DO THIS
Every line that holds "title" should be shown.

(Chart and figure data)
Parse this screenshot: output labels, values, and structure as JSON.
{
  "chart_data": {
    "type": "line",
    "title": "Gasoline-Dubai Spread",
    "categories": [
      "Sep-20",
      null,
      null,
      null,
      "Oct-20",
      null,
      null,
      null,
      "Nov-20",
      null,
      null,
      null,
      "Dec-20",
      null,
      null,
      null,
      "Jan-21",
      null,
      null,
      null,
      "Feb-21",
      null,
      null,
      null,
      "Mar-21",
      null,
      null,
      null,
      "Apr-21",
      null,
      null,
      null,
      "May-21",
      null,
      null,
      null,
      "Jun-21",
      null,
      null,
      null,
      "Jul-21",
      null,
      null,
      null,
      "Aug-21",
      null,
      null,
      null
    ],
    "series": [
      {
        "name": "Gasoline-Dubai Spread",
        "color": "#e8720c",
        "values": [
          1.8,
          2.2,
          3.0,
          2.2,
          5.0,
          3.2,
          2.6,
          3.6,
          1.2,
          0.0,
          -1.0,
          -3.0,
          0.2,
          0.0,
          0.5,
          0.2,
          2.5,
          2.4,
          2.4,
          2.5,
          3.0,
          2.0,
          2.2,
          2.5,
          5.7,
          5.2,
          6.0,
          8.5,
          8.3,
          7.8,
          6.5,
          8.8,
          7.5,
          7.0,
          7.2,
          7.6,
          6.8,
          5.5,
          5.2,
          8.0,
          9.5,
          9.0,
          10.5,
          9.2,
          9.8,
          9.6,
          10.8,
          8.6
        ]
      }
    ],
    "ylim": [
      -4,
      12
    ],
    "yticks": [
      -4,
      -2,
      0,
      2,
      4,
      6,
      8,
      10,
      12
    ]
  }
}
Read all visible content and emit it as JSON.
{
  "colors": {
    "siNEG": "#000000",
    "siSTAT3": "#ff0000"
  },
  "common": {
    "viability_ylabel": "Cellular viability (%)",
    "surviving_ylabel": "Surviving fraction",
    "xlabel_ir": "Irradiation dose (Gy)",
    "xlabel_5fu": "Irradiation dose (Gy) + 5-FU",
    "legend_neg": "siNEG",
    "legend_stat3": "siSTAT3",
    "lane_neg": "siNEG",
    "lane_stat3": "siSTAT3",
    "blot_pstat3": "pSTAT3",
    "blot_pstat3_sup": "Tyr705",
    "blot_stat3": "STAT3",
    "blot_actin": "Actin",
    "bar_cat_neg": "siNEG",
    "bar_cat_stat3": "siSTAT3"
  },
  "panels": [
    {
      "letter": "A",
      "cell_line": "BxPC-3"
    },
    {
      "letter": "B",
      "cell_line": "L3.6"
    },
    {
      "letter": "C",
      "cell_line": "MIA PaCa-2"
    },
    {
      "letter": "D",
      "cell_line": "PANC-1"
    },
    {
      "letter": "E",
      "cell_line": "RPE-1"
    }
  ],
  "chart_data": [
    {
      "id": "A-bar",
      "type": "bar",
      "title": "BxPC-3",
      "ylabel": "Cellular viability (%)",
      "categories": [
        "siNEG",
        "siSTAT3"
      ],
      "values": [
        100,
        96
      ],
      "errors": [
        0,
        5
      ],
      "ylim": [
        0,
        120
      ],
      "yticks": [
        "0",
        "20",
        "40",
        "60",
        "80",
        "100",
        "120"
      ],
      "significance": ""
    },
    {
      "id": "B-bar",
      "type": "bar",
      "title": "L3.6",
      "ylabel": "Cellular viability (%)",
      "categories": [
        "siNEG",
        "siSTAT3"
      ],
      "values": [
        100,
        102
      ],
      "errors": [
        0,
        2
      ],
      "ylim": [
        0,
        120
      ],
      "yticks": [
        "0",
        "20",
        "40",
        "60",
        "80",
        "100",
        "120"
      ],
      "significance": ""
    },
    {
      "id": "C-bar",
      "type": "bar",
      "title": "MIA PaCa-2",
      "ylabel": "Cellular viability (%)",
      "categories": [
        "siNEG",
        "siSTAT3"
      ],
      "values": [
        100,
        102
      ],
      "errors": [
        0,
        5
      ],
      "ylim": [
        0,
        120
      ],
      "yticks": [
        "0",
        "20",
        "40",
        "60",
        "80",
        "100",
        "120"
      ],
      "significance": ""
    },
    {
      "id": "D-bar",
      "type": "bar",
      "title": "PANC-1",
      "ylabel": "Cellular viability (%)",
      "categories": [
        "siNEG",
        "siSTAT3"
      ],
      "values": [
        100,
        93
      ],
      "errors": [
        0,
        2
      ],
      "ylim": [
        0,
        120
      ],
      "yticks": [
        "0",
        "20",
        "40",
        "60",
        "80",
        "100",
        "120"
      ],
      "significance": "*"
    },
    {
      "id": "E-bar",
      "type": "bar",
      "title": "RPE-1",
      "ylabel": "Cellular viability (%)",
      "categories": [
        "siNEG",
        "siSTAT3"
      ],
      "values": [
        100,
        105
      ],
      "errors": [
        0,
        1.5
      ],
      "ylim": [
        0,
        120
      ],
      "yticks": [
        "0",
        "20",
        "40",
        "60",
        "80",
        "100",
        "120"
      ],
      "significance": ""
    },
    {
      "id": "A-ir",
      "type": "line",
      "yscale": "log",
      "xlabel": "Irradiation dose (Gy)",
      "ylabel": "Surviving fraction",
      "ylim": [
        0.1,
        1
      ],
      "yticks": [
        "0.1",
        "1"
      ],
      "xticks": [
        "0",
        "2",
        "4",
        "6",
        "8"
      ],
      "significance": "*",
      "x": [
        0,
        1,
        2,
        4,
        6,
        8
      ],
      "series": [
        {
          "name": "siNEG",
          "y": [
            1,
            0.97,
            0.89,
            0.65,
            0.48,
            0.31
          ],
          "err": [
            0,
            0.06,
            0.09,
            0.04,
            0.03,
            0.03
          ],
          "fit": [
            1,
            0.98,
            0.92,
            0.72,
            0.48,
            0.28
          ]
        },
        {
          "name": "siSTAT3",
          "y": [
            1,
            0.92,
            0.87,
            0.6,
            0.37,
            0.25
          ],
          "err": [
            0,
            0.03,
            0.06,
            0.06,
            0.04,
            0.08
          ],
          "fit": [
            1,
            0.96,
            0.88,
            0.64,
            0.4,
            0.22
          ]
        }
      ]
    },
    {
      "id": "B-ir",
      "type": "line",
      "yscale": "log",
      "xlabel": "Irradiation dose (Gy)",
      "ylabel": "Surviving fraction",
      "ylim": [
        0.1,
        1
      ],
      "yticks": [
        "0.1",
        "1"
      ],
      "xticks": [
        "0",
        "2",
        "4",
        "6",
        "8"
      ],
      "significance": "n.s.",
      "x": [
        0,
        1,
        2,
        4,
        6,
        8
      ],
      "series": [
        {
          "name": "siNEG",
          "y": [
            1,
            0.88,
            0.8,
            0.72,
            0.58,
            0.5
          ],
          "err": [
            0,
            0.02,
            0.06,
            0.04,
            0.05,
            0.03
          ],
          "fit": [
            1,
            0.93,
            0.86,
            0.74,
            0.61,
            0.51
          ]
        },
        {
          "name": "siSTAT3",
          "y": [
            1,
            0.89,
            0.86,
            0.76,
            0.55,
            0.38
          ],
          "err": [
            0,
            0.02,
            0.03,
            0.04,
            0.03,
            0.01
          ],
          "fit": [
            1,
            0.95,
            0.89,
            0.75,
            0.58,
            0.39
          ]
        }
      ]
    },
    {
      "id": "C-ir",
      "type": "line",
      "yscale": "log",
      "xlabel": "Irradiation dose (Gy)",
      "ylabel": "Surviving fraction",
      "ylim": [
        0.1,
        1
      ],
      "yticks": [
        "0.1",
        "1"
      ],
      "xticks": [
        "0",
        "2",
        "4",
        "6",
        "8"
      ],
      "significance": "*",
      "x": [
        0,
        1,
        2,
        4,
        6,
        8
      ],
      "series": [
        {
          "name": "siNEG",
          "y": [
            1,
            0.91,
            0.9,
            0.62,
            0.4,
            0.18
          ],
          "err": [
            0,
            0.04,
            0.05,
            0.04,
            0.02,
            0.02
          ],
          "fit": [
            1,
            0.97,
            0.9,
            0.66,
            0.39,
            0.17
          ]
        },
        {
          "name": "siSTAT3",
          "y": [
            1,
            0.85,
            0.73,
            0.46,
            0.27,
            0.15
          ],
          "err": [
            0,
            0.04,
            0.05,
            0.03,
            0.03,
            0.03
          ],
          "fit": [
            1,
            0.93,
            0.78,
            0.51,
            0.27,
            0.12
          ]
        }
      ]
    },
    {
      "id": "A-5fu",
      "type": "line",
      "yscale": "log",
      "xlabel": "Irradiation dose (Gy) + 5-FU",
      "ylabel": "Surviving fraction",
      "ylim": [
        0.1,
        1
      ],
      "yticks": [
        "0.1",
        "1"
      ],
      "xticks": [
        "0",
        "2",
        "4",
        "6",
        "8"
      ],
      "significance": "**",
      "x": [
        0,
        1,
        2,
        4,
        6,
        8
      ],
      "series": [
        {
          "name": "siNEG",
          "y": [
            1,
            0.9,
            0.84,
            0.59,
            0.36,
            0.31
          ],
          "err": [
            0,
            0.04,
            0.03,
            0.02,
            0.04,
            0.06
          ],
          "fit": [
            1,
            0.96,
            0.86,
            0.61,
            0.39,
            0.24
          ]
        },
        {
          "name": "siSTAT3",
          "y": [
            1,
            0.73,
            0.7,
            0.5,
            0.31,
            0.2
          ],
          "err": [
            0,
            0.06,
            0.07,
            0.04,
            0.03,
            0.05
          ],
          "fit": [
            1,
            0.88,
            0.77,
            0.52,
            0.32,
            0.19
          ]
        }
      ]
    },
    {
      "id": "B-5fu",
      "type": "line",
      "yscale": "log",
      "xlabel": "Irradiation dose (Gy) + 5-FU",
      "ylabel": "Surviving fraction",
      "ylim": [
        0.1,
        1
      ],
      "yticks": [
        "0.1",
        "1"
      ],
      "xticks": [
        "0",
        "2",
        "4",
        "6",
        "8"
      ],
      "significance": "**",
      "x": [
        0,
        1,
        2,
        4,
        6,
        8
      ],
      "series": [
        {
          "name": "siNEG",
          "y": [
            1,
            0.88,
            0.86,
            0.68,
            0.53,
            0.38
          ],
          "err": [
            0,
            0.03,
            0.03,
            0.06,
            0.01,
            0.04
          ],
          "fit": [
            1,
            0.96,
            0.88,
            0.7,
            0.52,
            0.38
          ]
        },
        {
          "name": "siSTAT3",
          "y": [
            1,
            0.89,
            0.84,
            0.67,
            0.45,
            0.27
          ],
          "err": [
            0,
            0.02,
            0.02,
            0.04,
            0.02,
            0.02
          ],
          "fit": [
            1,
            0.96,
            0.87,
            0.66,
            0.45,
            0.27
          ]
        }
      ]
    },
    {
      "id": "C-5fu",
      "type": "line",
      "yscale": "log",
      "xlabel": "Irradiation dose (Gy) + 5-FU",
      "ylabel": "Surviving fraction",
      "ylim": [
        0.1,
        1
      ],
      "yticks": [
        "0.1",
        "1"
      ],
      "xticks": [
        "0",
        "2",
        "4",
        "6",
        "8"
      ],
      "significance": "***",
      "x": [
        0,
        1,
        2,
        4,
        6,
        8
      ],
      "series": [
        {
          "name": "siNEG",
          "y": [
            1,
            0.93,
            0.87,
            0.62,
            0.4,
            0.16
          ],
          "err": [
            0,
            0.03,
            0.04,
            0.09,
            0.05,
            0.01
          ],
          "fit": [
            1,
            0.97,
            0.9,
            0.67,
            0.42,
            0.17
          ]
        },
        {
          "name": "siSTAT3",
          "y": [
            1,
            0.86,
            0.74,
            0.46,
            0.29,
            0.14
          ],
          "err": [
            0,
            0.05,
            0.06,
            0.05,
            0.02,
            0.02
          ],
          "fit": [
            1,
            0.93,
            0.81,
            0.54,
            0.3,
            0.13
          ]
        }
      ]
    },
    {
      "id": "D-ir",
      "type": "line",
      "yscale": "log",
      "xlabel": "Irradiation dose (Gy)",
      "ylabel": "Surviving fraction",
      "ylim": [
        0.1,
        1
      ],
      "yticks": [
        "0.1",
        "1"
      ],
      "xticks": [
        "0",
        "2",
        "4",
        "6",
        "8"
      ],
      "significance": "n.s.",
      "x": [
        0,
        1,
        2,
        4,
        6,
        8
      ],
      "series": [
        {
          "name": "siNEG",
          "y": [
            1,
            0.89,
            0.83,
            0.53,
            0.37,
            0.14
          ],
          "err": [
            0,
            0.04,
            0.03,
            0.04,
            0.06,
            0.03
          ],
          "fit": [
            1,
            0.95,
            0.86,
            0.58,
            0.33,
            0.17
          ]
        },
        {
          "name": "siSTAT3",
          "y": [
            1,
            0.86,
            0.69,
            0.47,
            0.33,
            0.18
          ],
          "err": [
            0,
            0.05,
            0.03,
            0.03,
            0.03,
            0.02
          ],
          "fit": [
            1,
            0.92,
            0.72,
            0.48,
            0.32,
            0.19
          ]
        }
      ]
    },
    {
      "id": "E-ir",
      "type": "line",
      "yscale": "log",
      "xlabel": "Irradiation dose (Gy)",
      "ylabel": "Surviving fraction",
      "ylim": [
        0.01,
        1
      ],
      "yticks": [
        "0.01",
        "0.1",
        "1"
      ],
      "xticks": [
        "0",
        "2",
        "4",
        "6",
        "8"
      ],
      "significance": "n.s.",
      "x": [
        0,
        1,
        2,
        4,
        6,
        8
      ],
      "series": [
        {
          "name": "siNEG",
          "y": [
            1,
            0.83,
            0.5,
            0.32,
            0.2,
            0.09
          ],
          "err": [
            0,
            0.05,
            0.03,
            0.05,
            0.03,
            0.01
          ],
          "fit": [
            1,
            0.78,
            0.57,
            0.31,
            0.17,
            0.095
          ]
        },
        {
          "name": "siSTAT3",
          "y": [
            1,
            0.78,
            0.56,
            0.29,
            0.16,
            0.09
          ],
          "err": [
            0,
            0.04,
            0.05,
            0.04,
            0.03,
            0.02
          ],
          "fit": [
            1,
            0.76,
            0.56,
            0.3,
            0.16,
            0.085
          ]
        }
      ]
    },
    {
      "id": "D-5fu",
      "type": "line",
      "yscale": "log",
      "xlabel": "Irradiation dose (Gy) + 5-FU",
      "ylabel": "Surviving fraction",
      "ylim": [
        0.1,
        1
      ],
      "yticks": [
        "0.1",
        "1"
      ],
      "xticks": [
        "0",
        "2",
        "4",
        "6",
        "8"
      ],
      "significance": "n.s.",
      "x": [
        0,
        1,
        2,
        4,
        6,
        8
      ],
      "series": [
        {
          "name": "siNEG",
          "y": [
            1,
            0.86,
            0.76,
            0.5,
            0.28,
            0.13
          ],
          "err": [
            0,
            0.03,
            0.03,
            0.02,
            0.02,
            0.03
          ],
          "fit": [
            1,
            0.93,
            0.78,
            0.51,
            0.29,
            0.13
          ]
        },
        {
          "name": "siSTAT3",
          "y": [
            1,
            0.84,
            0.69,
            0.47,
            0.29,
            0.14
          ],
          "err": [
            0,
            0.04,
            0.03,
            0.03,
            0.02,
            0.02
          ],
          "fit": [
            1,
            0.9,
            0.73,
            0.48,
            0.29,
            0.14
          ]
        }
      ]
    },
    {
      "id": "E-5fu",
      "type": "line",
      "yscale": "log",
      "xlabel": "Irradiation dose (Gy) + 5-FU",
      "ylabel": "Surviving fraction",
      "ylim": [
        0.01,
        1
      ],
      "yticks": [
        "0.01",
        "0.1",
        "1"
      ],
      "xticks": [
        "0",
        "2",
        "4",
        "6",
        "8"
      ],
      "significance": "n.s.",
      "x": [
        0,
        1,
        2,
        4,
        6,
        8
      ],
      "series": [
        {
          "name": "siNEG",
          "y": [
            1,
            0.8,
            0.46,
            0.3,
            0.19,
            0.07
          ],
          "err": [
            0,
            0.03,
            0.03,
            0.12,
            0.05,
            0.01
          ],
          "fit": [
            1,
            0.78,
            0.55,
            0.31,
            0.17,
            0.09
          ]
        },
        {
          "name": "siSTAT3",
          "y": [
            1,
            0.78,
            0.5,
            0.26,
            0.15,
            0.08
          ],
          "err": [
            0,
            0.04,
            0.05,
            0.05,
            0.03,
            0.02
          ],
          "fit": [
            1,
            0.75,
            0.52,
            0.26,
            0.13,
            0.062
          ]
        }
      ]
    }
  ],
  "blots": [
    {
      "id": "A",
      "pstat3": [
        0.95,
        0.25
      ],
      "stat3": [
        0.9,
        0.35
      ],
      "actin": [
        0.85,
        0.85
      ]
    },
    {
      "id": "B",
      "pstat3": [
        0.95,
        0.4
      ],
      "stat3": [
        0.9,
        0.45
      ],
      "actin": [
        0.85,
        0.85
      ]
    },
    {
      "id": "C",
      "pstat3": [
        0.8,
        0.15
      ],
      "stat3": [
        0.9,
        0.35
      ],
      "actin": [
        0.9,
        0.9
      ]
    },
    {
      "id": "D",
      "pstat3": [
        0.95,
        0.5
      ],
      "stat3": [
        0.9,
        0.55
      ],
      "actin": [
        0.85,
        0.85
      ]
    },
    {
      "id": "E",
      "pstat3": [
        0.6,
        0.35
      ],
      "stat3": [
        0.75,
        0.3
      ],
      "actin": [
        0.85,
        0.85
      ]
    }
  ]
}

WORKED ANSWER
    "title": "Gasoline-Dubai Spread",
      "title": "BxPC-3",
      "title": "L3.6",
      "title": "MIA PaCa-2",
      "title": "PANC-1",
      "title": "RPE-1",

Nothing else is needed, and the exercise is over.